* _GIVEN INSTRUCTION_:
Give a verbatim quotation of every record.

───── GIVEN RECORDS ─────

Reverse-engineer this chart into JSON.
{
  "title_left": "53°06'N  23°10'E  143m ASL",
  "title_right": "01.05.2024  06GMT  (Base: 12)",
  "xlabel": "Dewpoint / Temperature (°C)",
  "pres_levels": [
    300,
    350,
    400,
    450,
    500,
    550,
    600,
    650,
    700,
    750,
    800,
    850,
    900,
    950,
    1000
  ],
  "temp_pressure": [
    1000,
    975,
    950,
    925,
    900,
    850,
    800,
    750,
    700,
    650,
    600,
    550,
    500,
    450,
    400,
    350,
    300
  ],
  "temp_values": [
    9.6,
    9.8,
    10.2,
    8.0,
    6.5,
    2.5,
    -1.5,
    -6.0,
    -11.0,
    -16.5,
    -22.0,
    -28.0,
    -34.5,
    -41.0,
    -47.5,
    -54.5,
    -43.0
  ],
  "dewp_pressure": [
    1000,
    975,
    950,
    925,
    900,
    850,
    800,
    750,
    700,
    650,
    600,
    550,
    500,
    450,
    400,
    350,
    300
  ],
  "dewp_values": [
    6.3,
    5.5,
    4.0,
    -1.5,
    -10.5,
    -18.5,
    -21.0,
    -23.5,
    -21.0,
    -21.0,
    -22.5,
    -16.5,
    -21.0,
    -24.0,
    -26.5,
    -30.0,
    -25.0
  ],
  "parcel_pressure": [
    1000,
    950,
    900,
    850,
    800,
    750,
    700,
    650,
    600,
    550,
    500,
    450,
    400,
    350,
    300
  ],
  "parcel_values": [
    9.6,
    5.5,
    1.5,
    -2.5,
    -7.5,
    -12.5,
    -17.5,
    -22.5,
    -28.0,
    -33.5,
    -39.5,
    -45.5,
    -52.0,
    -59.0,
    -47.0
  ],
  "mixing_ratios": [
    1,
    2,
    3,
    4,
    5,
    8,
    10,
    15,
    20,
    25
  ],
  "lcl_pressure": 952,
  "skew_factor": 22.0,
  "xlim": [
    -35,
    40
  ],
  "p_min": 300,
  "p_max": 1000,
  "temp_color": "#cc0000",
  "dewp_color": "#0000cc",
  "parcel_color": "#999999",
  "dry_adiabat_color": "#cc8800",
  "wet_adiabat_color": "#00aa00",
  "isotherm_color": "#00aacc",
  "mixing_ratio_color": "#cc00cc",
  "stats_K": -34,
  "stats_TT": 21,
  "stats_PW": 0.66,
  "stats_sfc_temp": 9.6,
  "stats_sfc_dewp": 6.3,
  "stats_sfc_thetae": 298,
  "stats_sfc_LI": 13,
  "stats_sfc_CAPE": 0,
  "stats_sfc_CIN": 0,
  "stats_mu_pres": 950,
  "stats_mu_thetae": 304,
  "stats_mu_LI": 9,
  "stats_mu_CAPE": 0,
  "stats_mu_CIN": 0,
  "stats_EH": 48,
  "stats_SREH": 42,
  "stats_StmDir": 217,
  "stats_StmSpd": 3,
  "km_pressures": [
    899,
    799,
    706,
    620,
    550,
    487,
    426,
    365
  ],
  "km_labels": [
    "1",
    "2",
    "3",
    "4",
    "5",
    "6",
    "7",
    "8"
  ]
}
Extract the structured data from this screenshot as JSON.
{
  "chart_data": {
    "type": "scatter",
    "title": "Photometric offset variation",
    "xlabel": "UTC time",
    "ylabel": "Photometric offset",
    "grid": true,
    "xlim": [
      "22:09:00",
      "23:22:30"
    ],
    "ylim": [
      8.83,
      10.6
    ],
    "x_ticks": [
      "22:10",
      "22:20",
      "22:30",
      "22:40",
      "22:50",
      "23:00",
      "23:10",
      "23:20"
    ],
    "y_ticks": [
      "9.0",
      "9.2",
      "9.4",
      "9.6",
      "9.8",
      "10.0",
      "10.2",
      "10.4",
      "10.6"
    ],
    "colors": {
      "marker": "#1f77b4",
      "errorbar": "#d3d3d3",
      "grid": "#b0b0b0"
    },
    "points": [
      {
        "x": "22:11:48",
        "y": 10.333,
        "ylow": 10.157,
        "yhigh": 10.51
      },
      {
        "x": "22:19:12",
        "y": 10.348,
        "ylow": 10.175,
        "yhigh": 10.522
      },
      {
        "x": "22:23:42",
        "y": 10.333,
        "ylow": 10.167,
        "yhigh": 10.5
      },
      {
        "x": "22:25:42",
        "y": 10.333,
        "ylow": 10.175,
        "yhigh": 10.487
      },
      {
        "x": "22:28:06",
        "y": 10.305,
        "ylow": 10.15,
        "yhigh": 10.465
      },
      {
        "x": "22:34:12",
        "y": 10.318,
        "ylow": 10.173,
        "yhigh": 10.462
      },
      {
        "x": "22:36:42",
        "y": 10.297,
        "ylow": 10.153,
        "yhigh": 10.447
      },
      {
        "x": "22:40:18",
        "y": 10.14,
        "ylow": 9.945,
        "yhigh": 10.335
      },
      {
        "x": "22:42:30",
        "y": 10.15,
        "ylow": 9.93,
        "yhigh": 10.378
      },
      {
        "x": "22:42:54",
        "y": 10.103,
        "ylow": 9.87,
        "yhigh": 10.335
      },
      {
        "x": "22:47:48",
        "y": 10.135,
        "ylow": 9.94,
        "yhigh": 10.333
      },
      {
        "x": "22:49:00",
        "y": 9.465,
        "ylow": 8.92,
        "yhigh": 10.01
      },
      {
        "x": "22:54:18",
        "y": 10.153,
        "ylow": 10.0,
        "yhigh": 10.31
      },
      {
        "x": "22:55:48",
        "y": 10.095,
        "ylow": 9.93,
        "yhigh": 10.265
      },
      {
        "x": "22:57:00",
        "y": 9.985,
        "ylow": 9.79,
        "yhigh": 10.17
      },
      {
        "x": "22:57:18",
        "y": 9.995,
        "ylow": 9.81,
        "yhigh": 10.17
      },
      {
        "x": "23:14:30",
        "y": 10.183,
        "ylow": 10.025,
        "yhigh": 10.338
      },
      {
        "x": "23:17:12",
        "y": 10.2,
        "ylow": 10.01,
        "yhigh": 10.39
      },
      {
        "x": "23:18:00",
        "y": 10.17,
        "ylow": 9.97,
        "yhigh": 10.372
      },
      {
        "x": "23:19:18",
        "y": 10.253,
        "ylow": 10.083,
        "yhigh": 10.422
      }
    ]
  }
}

─────

* _SOLUTION TO THE PROBLEM_:
Reverse-engineer this chart into JSON.
{
  "title_left": "53°06'N  23°10'E  143m ASL",
  "title_right": "01.05.2024  06GMT  (Base: 12)",
  "xlabel": "Dewpoint / Temperature (°C)",
  "pres_levels": [
    300,
    350,
    400,
    450,
    500,
    550,
    600,
    650,
    700,
    750,
    800,
    850,
    900,
    950,
    1000
  ],
  "temp_pressure": [
    1000,
    975,
    950,
    925,
    900,
    850,
    800,
    750,
    700,
    650,
    600,
    550,
    500,
    450,
    400,
    350,
    300
  ],
  "temp_values": [
    9.6,
    9.8,
    10.2,
    8.0,
    6.5,
    2.5,
    -1.5,
    -6.0,
    -11.0,
    -16.5,
    -22.0,
    -28.0,
    -34.5,
    -41.0,
    -47.5,
    -54.5,
    -43.0
  ],
  "dewp_pressure": [
    1000,
    975,
    950,
    925,
    900,
    850,
    800,
    750,
    700,
    650,
    600,
    550,
    500,
    450,
    400,
    350,
    300
  ],
  "dewp_values": [
    6.3,
    5.5,
    4.0,
    -1.5,
    -10.5,
    -18.5,
    -21.0,
    -23.5,
    -21.0,
    -21.0,
    -22.5,
    -16.5,
    -21.0,
    -24.0,
    -26.5,
    -30.0,
    -25.0
  ],
  "parcel_pressure": [
    1000,
    950,
    900,
    850,
    800,
    750,
    700,
    650,
    600,
    550,
    500,
    450,
    400,
    350,
    300
  ],
  "parcel_values": [
    9.6,
    5.5,
    1.5,
    -2.5,
    -7.5,
    -12.5,
    -17.5,
    -22.5,
    -28.0,
    -33.5,
    -39.5,
    -45.5,
    -52.0,
    -59.0,
    -47.0
  ],
  "mixing_ratios": [
    1,
    2,
    3,
    4,
    5,
    8,
    10,
    15,
    20,
    25
  ],
  "lcl_pressure": 952,
  "skew_factor": 22.0,
  "xlim": [
    -35,
    40
  ],
  "p_min": 300,
  "p_max": 1000,
  "temp_color": "#cc0000",
  "dewp_color": "#0000cc",
  "parcel_color": "#999999",
  "dry_adiabat_color": "#cc8800",
  "wet_adiabat_color": "#00aa00",
  "isotherm_color": "#00aacc",
  "mixing_ratio_color": "#cc00cc",
  "stats_K": -34,
  "stats_TT": 21,
  "stats_PW": 0.66,
  "stats_sfc_temp": 9.6,
  "stats_sfc_dewp": 6.3,
  "stats_sfc_thetae": 298,
  "stats_sfc_LI": 13,
  "stats_sfc_CAPE": 0,
  "stats_sfc_CIN": 0,
  "stats_mu_pres": 950,
  "stats_mu_thetae": 304,
  "stats_mu_LI": 9,
  "stats_mu_CAPE": 0,
  "stats_mu_CIN": 0,
  "stats_EH": 48,
  "stats_SREH": 42,
  "stats_StmDir": 217,
  "stats_StmSpd": 3,
  "km_pressures": [
    899,
    799,
    706,
    620,
    550,
    487,
    426,
    365
  ],
  "km_labels": [
    "1",
    "2",
    "3",
    "4",
    "5",
    "6",
    "7",
    "8"
  ]
}
Extract the structured data from this screenshot as JSON.
{
  "chart_data": {
    "type": "scatter",
    "title": "Photometric offset variation",
    "xlabel": "UTC time",
    "ylabel": "Photometric offset",
    "grid": true,
    "xlim": [
      "22:09:00",
      "23:22:30"
    ],
    "ylim": [
      8.83,
      10.6
    ],
    "x_ticks": [
      "22:10",
      "22:20",
      "22:30",
      "22:40",
      "22:50",
      "23:00",
      "23:10",
      "23:20"
    ],
    "y_ticks": [
      "9.0",
      "9.2",
      "9.4",
      "9.6",
      "9.8",
      "10.0",
      "10.2",
      "10.4",
      "10.6"
    ],
    "colors": {
      "marker": "#1f77b4",
      "errorbar": "#d3d3d3",
      "grid": "#b0b0b0"
    },
    "points": [
      {
        "x": "22:11:48",
        "y": 10.333,
        "ylow": 10.157,
        "yhigh": 10.51
      },
      {
        "x": "22:19:12",
        "y": 10.348,
        "ylow": 10.175,
        "yhigh": 10.522
      },
      {
        "x": "22:23:42",
        "y": 10.333,
        "ylow": 10.167,
        "yhigh": 10.5
      },
      {
        "x": "22:25:42",
        "y": 10.333,
        "ylow": 10.175,
        "yhigh": 10.487
      },
      {
        "x": "22:28:06",
        "y": 10.305,
        "ylow": 10.15,
        "yhigh": 10.465
      },
      {
        "x": "22:34:12",
        "y": 10.318,
        "ylow": 10.173,
        "yhigh": 10.462
      },
      {
        "x": "22:36:42",
        "y": 10.297,
        "ylow": 10.153,
        "yhigh": 10.447
      },
      {
        "x": "22:40:18",
        "y": 10.14,
        "ylow": 9.945,
        "yhigh": 10.335
      },
      {
        "x": "22:42:30",
        "y": 10.15,
        "ylow": 9.93,
        "yhigh": 10.378
      },
      {
        "x": "22:42:54",
        "y": 10.103,
        "ylow": 9.87,
        "yhigh": 10.335
      },
      {
        "x": "22:47:48",
        "y": 10.135,
        "ylow": 9.94,
        "yhigh": 10.333
      },
      {
        "x": "22:49:00",
        "y": 9.465,
        "ylow": 8.92,
        "yhigh": 10.01
      },
      {
        "x": "22:54:18",
        "y": 10.153,
        "ylow": 10.0,
        "yhigh": 10.31
      },
      {
        "x": "22:55:48",
        "y": 10.095,
        "ylow": 9.93,
        "yhigh": 10.265
      },
      {
        "x": "22:57:00",
        "y": 9.985,
        "ylow": 9.79,
        "yhigh": 10.17
      },
      {
        "x": "22:57:18",
        "y": 9.995,
        "ylow": 9.81,
        "yhigh": 10.17
      },
      {
        "x": "23:14:30",
        "y": 10.183,
        "ylow": 10.025,
        "yhigh": 10.338
      },
      {
        "x": "23:17:12",
        "y": 10.2,
        "ylow": 10.01,
        "yhigh": 10.39
      },
      {
        "x": "23:18:00",
        "y": 10.17,
        "ylow": 9.97,
        "yhigh": 10.372
      },
      {
        "x": "23:19:18",
        "y": 10.253,
        "ylow": 10.083,
        "yhigh": 10.422
      }
    ]
  }
}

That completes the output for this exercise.